◆ Instructions for the task
Every record should be repeated exactly, except that pictures are left out.

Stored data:
-- start --

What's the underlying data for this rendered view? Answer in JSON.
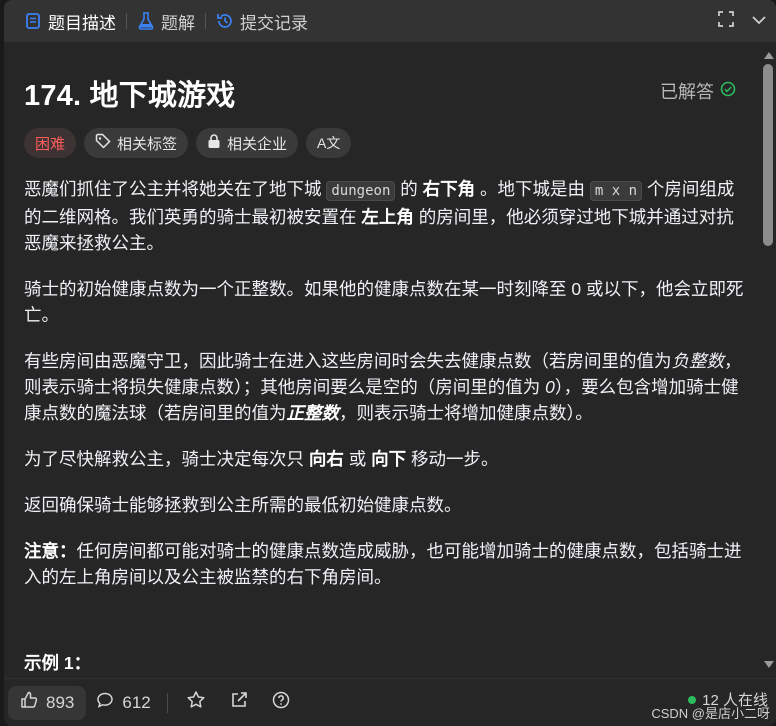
{
  "tabs": [
    {
      "label": "题目描述",
      "icon": "document-icon"
    },
    {
      "label": "题解",
      "icon": "flask-icon"
    },
    {
      "label": "提交记录",
      "icon": "history-icon"
    }
  ],
  "problem": {
    "title": "174. 地下城游戏",
    "status": "已解答",
    "tags": {
      "difficulty": "困难",
      "related_tags": "相关标签",
      "related_companies": "相关企业",
      "translate": "A文"
    }
  },
  "description": {
    "p1": {
      "a": "恶魔们抓住了公主并将她关在了地下城 ",
      "code1": "dungeon",
      "b": " 的 ",
      "bold1": "右下角",
      "c": " 。地下城是由 ",
      "code2": "m x n",
      "d": " 个房间组成的二维网格。我们英勇的骑士最初被安置在 ",
      "bold2": "左上角",
      "e": " 的房间里，他必须穿过地下城并通过对抗恶魔来拯救公主。"
    },
    "p2": "骑士的初始健康点数为一个正整数。如果他的健康点数在某一时刻降至 0 或以下，他会立即死亡。",
    "p3": {
      "a": "有些房间由恶魔守卫，因此骑士在进入这些房间时会失去健康点数（若房间里的值为",
      "i1": "负整数",
      "b": "，则表示骑士将损失健康点数）；其他房间要么是空的（房间里的值为 ",
      "i2": "0",
      "c": "），要么包含增加骑士健康点数的魔法球（若房间里的值为",
      "i3": "正整数",
      "d": "，则表示骑士将增加健康点数）。"
    },
    "p4": {
      "a": "为了尽快解救公主，骑士决定每次只 ",
      "bold1": "向右",
      "b": " 或 ",
      "bold2": "向下",
      "c": " 移动一步。"
    },
    "p5": "返回确保骑士能够拯救到公主所需的最低初始健康点数。",
    "p6": {
      "bold": "注意：",
      "text": "任何房间都可能对骑士的健康点数造成威胁，也可能增加骑士的健康点数，包括骑士进入的左上角房间以及公主被监禁的右下角房间。"
    },
    "example_heading": "示例 1："
  },
  "bottom": {
    "likes": "893",
    "comments": "612",
    "online": "12 人在线",
    "watermark": "CSDN @是店小二呀"
  },
  "colors": {
    "accent_hard": "#ff5c5c",
    "solved_green": "#2cbb5d",
    "panel_bg": "#262626"
  }
}
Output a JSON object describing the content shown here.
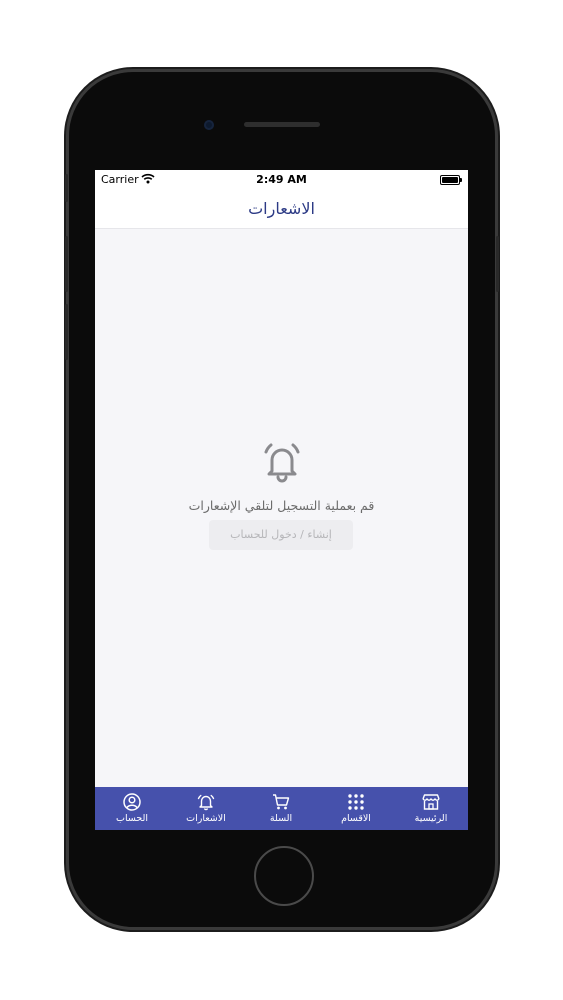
{
  "status_bar": {
    "carrier": "Carrier",
    "time": "2:49 AM"
  },
  "nav": {
    "title": "الاشعارات"
  },
  "empty_state": {
    "icon": "bell-icon",
    "message": "قم بعملية التسجيل لتلقي الإشعارات",
    "button_label": "إنشاء / دخول للحساب"
  },
  "tab_bar": {
    "background": "#4651ac",
    "tabs": [
      {
        "label": "الحساب",
        "icon": "account-icon"
      },
      {
        "label": "الاشعارات",
        "icon": "bell-icon"
      },
      {
        "label": "السلة",
        "icon": "cart-icon"
      },
      {
        "label": "الاقسام",
        "icon": "grid-icon"
      },
      {
        "label": "الرئيسية",
        "icon": "store-icon"
      }
    ]
  }
}
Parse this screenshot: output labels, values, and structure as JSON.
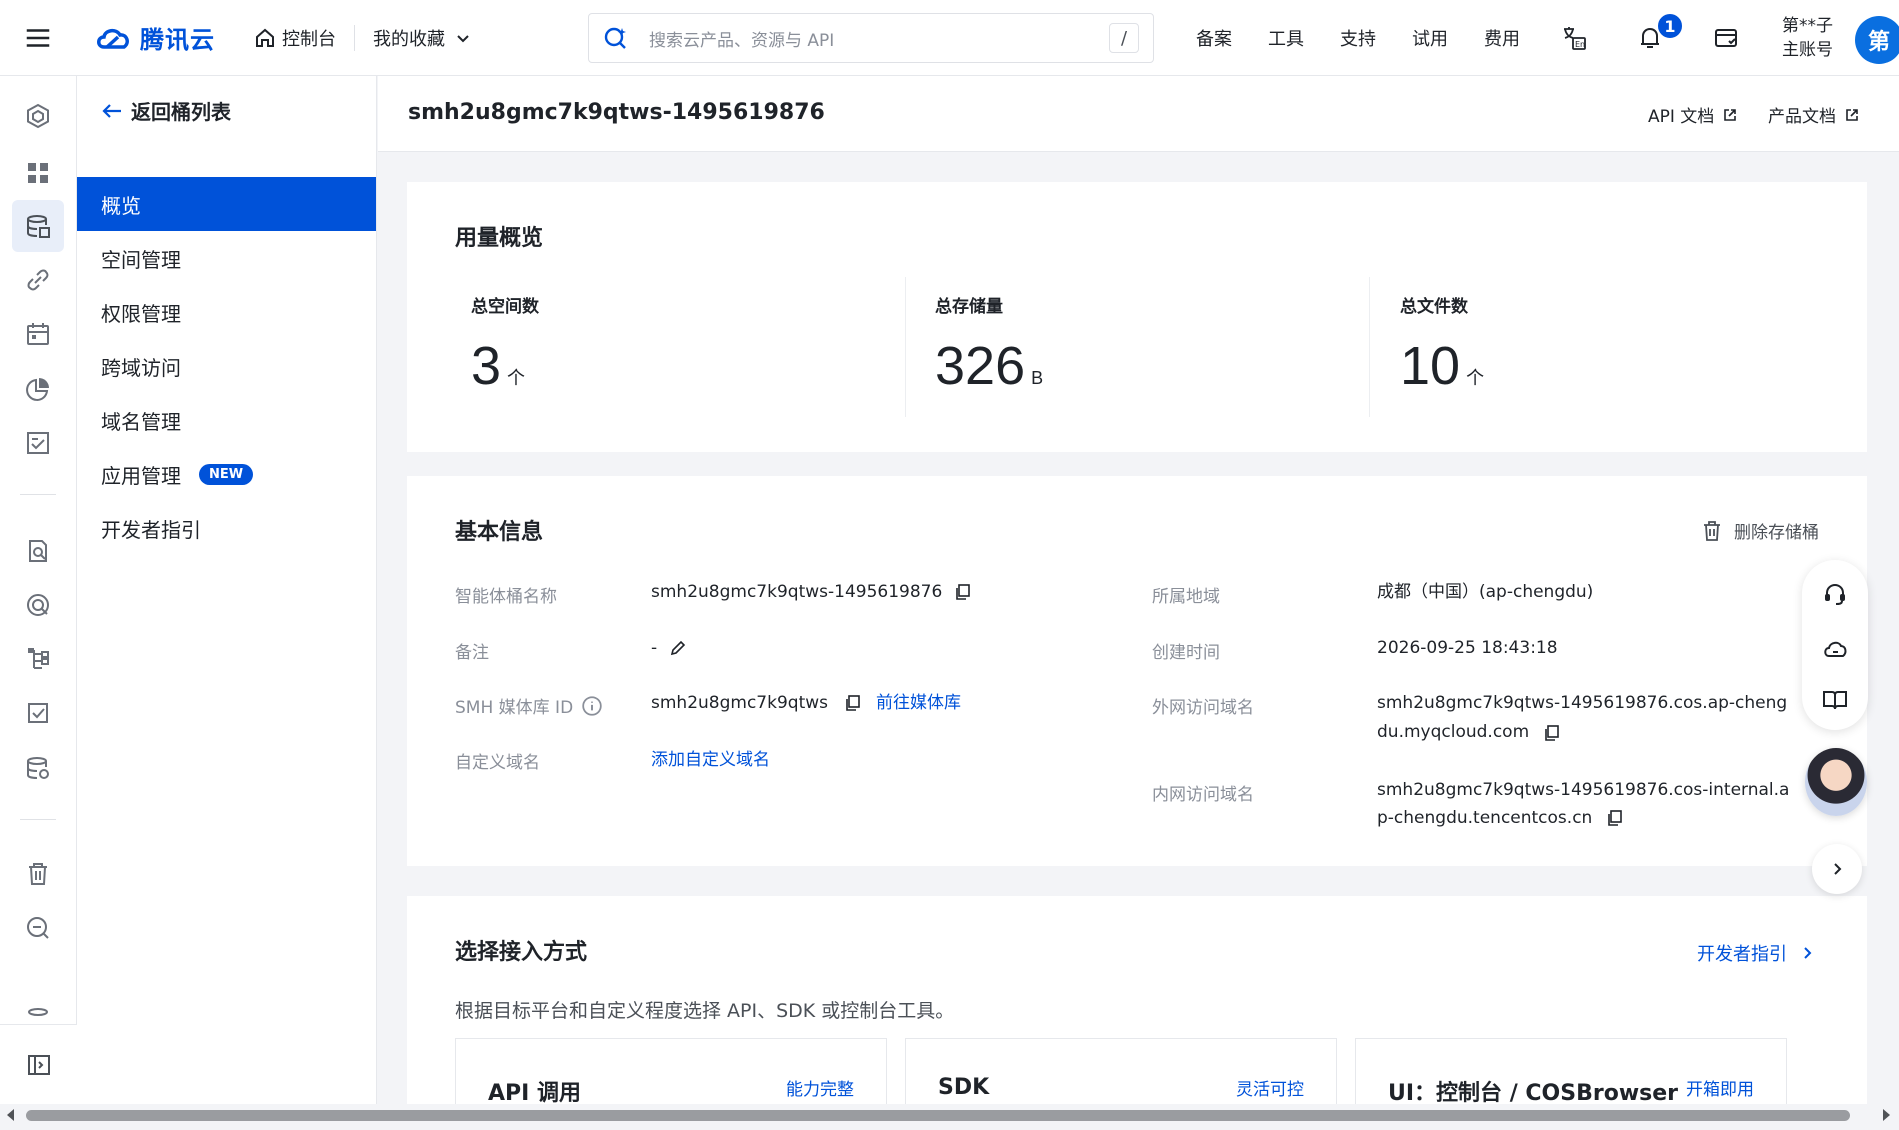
{
  "topbar": {
    "brand": "腾讯云",
    "console": "控制台",
    "favorites": "我的收藏",
    "search_placeholder": "搜索云产品、资源与 API",
    "search_shortcut": "/",
    "links": [
      "备案",
      "工具",
      "支持",
      "试用",
      "费用"
    ],
    "notification_count": "1",
    "account_line1": "第**子",
    "account_line2": "主账号",
    "avatar_text": "第"
  },
  "sidebar": {
    "back_label": "返回桶列表",
    "items": [
      {
        "label": "概览",
        "active": true
      },
      {
        "label": "空间管理"
      },
      {
        "label": "权限管理"
      },
      {
        "label": "跨域访问"
      },
      {
        "label": "域名管理"
      },
      {
        "label": "应用管理",
        "badge": "NEW"
      },
      {
        "label": "开发者指引"
      }
    ]
  },
  "header": {
    "title": "smh2u8gmc7k9qtws-1495619876",
    "api_doc": "API 文档",
    "product_doc": "产品文档"
  },
  "usage": {
    "title": "用量概览",
    "stats": [
      {
        "label": "总空间数",
        "value": "3",
        "unit": "个"
      },
      {
        "label": "总存储量",
        "value": "326",
        "unit": "B"
      },
      {
        "label": "总文件数",
        "value": "10",
        "unit": "个"
      }
    ]
  },
  "basic": {
    "title": "基本信息",
    "delete_label": "删除存储桶",
    "name_label": "智能体桶名称",
    "name_value": "smh2u8gmc7k9qtws-1495619876",
    "remark_label": "备注",
    "remark_value": "-",
    "smh_label": "SMH 媒体库 ID",
    "smh_value": "smh2u8gmc7k9qtws",
    "smh_link": "前往媒体库",
    "custom_domain_label": "自定义域名",
    "custom_domain_link": "添加自定义域名",
    "region_label": "所属地域",
    "region_value": "成都（中国）(ap-chengdu)",
    "created_label": "创建时间",
    "created_value": "2026-09-25 18:43:18",
    "public_label": "外网访问域名",
    "public_line1": "smh2u8gmc7k9qtws-1495619876.cos.ap-cheng",
    "public_line2": "du.myqcloud.com",
    "internal_label": "内网访问域名",
    "internal_line1": "smh2u8gmc7k9qtws-1495619876.cos-internal.a",
    "internal_line2": "p-chengdu.tencentcos.cn"
  },
  "access": {
    "title": "选择接入方式",
    "dev_guide": "开发者指引",
    "desc": "根据目标平台和自定义程度选择 API、SDK 或控制台工具。",
    "options": [
      {
        "title": "API 调用",
        "tag": "能力完整"
      },
      {
        "title": "SDK",
        "tag": "灵活可控"
      },
      {
        "title": "UI：控制台 / COSBrowser",
        "tag": "开箱即用"
      }
    ]
  }
}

-- end --

◆ Correct response
What's the underlying data for this rendered view? Answer in JSON.
{
  "tabs": [
    {
      "label": "题目描述",
      "icon": "document-icon"
    },
    {
      "label": "题解",
      "icon": "flask-icon"
    },
    {
      "label": "提交记录",
      "icon": "history-icon"
    }
  ],
  "problem": {
    "title": "174. 地下城游戏",
    "status": "已解答",
    "tags": {
      "difficulty": "困难",
      "related_tags": "相关标签",
      "related_companies": "相关企业",
      "translate": "A文"
    }
  },
  "description": {
    "p1": {
      "a": "恶魔们抓住了公主并将她关在了地下城 ",
      "code1": "dungeon",
      "b": " 的 ",
      "bold1": "右下角",
      "c": " 。地下城是由 ",
      "code2": "m x n",
      "d": " 个房间组成的二维网格。我们英勇的骑士最初被安置在 ",
      "bold2": "左上角",
      "e": " 的房间里，他必须穿过地下城并通过对抗恶魔来拯救公主。"
    },
    "p2": "骑士的初始健康点数为一个正整数。如果他的健康点数在某一时刻降至 0 或以下，他会立即死亡。",
    "p3": {
      "a": "有些房间由恶魔守卫，因此骑士在进入这些房间时会失去健康点数（若房间里的值为",
      "i1": "负整数",
      "b": "，则表示骑士将损失健康点数）；其他房间要么是空的（房间里的值为 ",
      "i2": "0",
      "c": "），要么包含增加骑士健康点数的魔法球（若房间里的值为",
      "i3": "正整数",
      "d": "，则表示骑士将增加健康点数）。"
    },
    "p4": {
      "a": "为了尽快解救公主，骑士决定每次只 ",
      "bold1": "向右",
      "b": " 或 ",
      "bold2": "向下",
      "c": " 移动一步。"
    },
    "p5": "返回确保骑士能够拯救到公主所需的最低初始健康点数。",
    "p6": {
      "bold": "注意：",
      "text": "任何房间都可能对骑士的健康点数造成威胁，也可能增加骑士的健康点数，包括骑士进入的左上角房间以及公主被监禁的右下角房间。"
    },
    "example_heading": "示例 1："
  },
  "bottom": {
    "likes": "893",
    "comments": "612",
    "online": "12 人在线",
    "watermark": "CSDN @是店小二呀"
  },
  "colors": {
    "accent_hard": "#ff5c5c",
    "solved_green": "#2cbb5d",
    "panel_bg": "#262626"
  }
}
Output a JSON object describing the content shown here.
{
  "status_bar": {
    "carrier": "Carrier",
    "time": "2:49 AM"
  },
  "nav": {
    "title": "الاشعارات"
  },
  "empty_state": {
    "icon": "bell-icon",
    "message": "قم بعملية التسجيل لتلقي الإشعارات",
    "button_label": "إنشاء / دخول للحساب"
  },
  "tab_bar": {
    "background": "#4651ac",
    "tabs": [
      {
        "label": "الحساب",
        "icon": "account-icon"
      },
      {
        "label": "الاشعارات",
        "icon": "bell-icon"
      },
      {
        "label": "السلة",
        "icon": "cart-icon"
      },
      {
        "label": "الاقسام",
        "icon": "grid-icon"
      },
      {
        "label": "الرئيسية",
        "icon": "store-icon"
      }
    ]
  }
}
Parse this screenshot: output labels, values, and structure as JSON.
{
  "topbar": {
    "brand": "腾讯云",
    "console": "控制台",
    "favorites": "我的收藏",
    "search_placeholder": "搜索云产品、资源与 API",
    "search_shortcut": "/",
    "links": [
      "备案",
      "工具",
      "支持",
      "试用",
      "费用"
    ],
    "notification_count": "1",
    "account_line1": "第**子",
    "account_line2": "主账号",
    "avatar_text": "第"
  },
  "sidebar": {
    "back_label": "返回桶列表",
    "items": [
      {
        "label": "概览",
        "active": true
      },
      {
        "label": "空间管理"
      },
      {
        "label": "权限管理"
      },
      {
        "label": "跨域访问"
      },
      {
        "label": "域名管理"
      },
      {
        "label": "应用管理",
        "badge": "NEW"
      },
      {
        "label": "开发者指引"
      }
    ]
  },
  "header": {
    "title": "smh2u8gmc7k9qtws-1495619876",
    "api_doc": "API 文档",
    "product_doc": "产品文档"
  },
  "usage": {
    "title": "用量概览",
    "stats": [
      {
        "label": "总空间数",
        "value": "3",
        "unit": "个"
      },
      {
        "label": "总存储量",
        "value": "326",
        "unit": "B"
      },
      {
        "label": "总文件数",
        "value": "10",
        "unit": "个"
      }
    ]
  },
  "basic": {
    "title": "基本信息",
    "delete_label": "删除存储桶",
    "name_label": "智能体桶名称",
    "name_value": "smh2u8gmc7k9qtws-1495619876",
    "remark_label": "备注",
    "remark_value": "-",
    "smh_label": "SMH 媒体库 ID",
    "smh_value": "smh2u8gmc7k9qtws",
    "smh_link": "前往媒体库",
    "custom_domain_label": "自定义域名",
    "custom_domain_link": "添加自定义域名",
    "region_label": "所属地域",
    "region_value": "成都（中国）(ap-chengdu)",
    "created_label": "创建时间",
    "created_value": "2026-09-25 18:43:18",
    "public_label": "外网访问域名",
    "public_line1": "smh2u8gmc7k9qtws-1495619876.cos.ap-cheng",
    "public_line2": "du.myqcloud.com",
    "internal_label": "内网访问域名",
    "internal_line1": "smh2u8gmc7k9qtws-1495619876.cos-internal.a",
    "internal_line2": "p-chengdu.tencentcos.cn"
  },
  "access": {
    "title": "选择接入方式",
    "dev_guide": "开发者指引",
    "desc": "根据目标平台和自定义程度选择 API、SDK 或控制台工具。",
    "options": [
      {
        "title": "API 调用",
        "tag": "能力完整"
      },
      {
        "title": "SDK",
        "tag": "灵活可控"
      },
      {
        "title": "UI：控制台 / COSBrowser",
        "tag": "开箱即用"
      }
    ]
  }
}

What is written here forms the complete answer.